(Collection entries)
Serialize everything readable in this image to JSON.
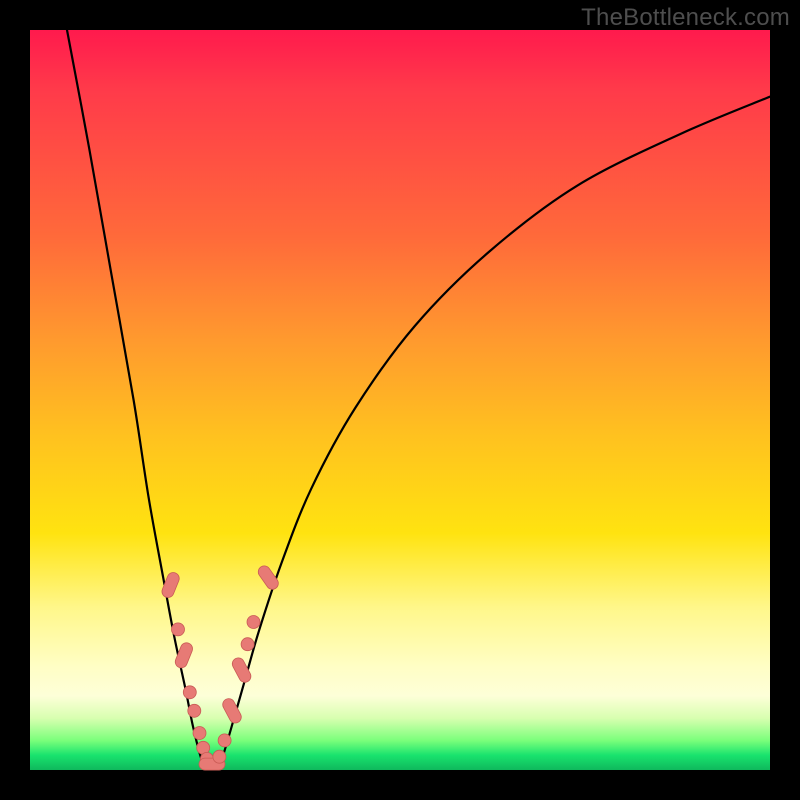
{
  "watermark": "TheBottleneck.com",
  "colors": {
    "background": "#000000",
    "gradient_top": "#ff1a4d",
    "gradient_mid": "#ffe310",
    "gradient_bottom": "#0fb85c",
    "curve": "#000000",
    "marker": "#e77a75"
  },
  "chart_data": {
    "type": "line",
    "title": "",
    "xlabel": "",
    "ylabel": "",
    "xlim": [
      0,
      100
    ],
    "ylim": [
      0,
      100
    ],
    "grid": false,
    "legend": false,
    "note": "Axes are unlabeled; values below are normalized 0–100 estimated from pixel positions. y increases upward (0 = bottom green band, 100 = top edge of gradient).",
    "series": [
      {
        "name": "left-curve",
        "x": [
          5,
          8,
          11,
          14,
          16,
          18,
          19.5,
          21,
          22,
          23,
          23.7
        ],
        "y": [
          100,
          84,
          67,
          50,
          37,
          26,
          18,
          11,
          6,
          2,
          0
        ]
      },
      {
        "name": "right-curve",
        "x": [
          25.5,
          27,
          29,
          31,
          34,
          38,
          44,
          52,
          62,
          74,
          88,
          100
        ],
        "y": [
          0,
          5,
          12,
          19,
          28,
          38,
          49,
          60,
          70,
          79,
          86,
          91
        ]
      }
    ],
    "markers": {
      "note": "salmon dots/oblongs on the lower V; same normalized coords",
      "points": [
        {
          "x": 19.0,
          "y": 25.0,
          "shape": "oblong",
          "angle": -68
        },
        {
          "x": 20.0,
          "y": 19.0,
          "shape": "circle"
        },
        {
          "x": 20.8,
          "y": 15.5,
          "shape": "oblong",
          "angle": -68
        },
        {
          "x": 21.6,
          "y": 10.5,
          "shape": "circle"
        },
        {
          "x": 22.2,
          "y": 8.0,
          "shape": "circle"
        },
        {
          "x": 22.9,
          "y": 5.0,
          "shape": "circle"
        },
        {
          "x": 23.4,
          "y": 3.0,
          "shape": "circle"
        },
        {
          "x": 23.9,
          "y": 1.5,
          "shape": "circle"
        },
        {
          "x": 24.6,
          "y": 0.8,
          "shape": "oblong",
          "angle": 0
        },
        {
          "x": 25.6,
          "y": 1.8,
          "shape": "circle"
        },
        {
          "x": 26.3,
          "y": 4.0,
          "shape": "circle"
        },
        {
          "x": 27.3,
          "y": 8.0,
          "shape": "oblong",
          "angle": 62
        },
        {
          "x": 28.6,
          "y": 13.5,
          "shape": "oblong",
          "angle": 62
        },
        {
          "x": 29.4,
          "y": 17.0,
          "shape": "circle"
        },
        {
          "x": 30.2,
          "y": 20.0,
          "shape": "circle"
        },
        {
          "x": 32.2,
          "y": 26.0,
          "shape": "oblong",
          "angle": 55
        }
      ]
    }
  }
}
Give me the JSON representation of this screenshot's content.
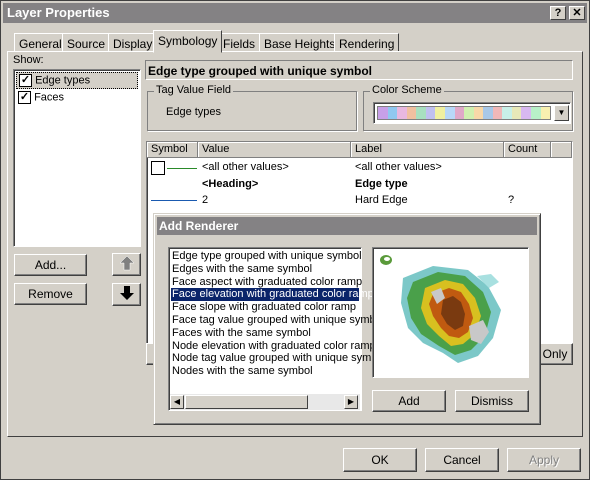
{
  "window": {
    "title": "Layer Properties",
    "help_btn": "?",
    "close_btn": "✕"
  },
  "tabs": [
    "General",
    "Source",
    "Display",
    "Symbology",
    "Fields",
    "Base Heights",
    "Rendering"
  ],
  "show": {
    "label": "Show:",
    "items": [
      {
        "label": "Edge types",
        "checked": true
      },
      {
        "label": "Faces",
        "checked": true
      }
    ],
    "add_button": "Add...",
    "remove_button": "Remove"
  },
  "renderer_heading": "Edge type grouped with unique symbol",
  "tag_value_field": {
    "label": "Tag Value Field",
    "value": "Edge types"
  },
  "color_scheme": {
    "label": "Color Scheme",
    "swatches": [
      "#c8a0e8",
      "#90c8f0",
      "#e8b8e0",
      "#f0c0a0",
      "#a8e0c0",
      "#c0c0f0",
      "#f0f0a0",
      "#b8d8f8",
      "#e0a8c8",
      "#d0f0b0",
      "#f8d8a8",
      "#a8c8e8",
      "#f0b8b8",
      "#c8f0e8",
      "#e8e8b8",
      "#d8b8f0",
      "#b8f0c8",
      "#f8f0b0"
    ]
  },
  "table": {
    "columns": [
      "Symbol",
      "Value",
      "Label",
      "Count"
    ],
    "rows": [
      {
        "value": "<all other values>",
        "label": "<all other values>",
        "count": "",
        "symbol": "box-line"
      },
      {
        "value": "<Heading>",
        "label": "Edge type",
        "count": "",
        "bold": true,
        "symbol": "none"
      },
      {
        "value": "2",
        "label": "Hard Edge",
        "count": "?",
        "symbol": "line"
      }
    ]
  },
  "only_button": "Only",
  "add_renderer": {
    "title": "Add Renderer",
    "items": [
      "Edge type grouped with unique symbol",
      "Edges with the same symbol",
      "Face aspect with graduated color ramp",
      "Face elevation with graduated color ramp",
      "Face slope with graduated color ramp",
      "Face tag value grouped with unique symbol",
      "Faces with the same symbol",
      "Node elevation with graduated color ramp",
      "Node tag value grouped with unique symbol",
      "Nodes with the same symbol"
    ],
    "selected_index": 3,
    "add_button": "Add",
    "dismiss_button": "Dismiss"
  },
  "footer": {
    "ok": "OK",
    "cancel": "Cancel",
    "apply": "Apply"
  }
}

What the task asks: Give only the number of lines in the entries above that contain the string "note".

Written reply: 2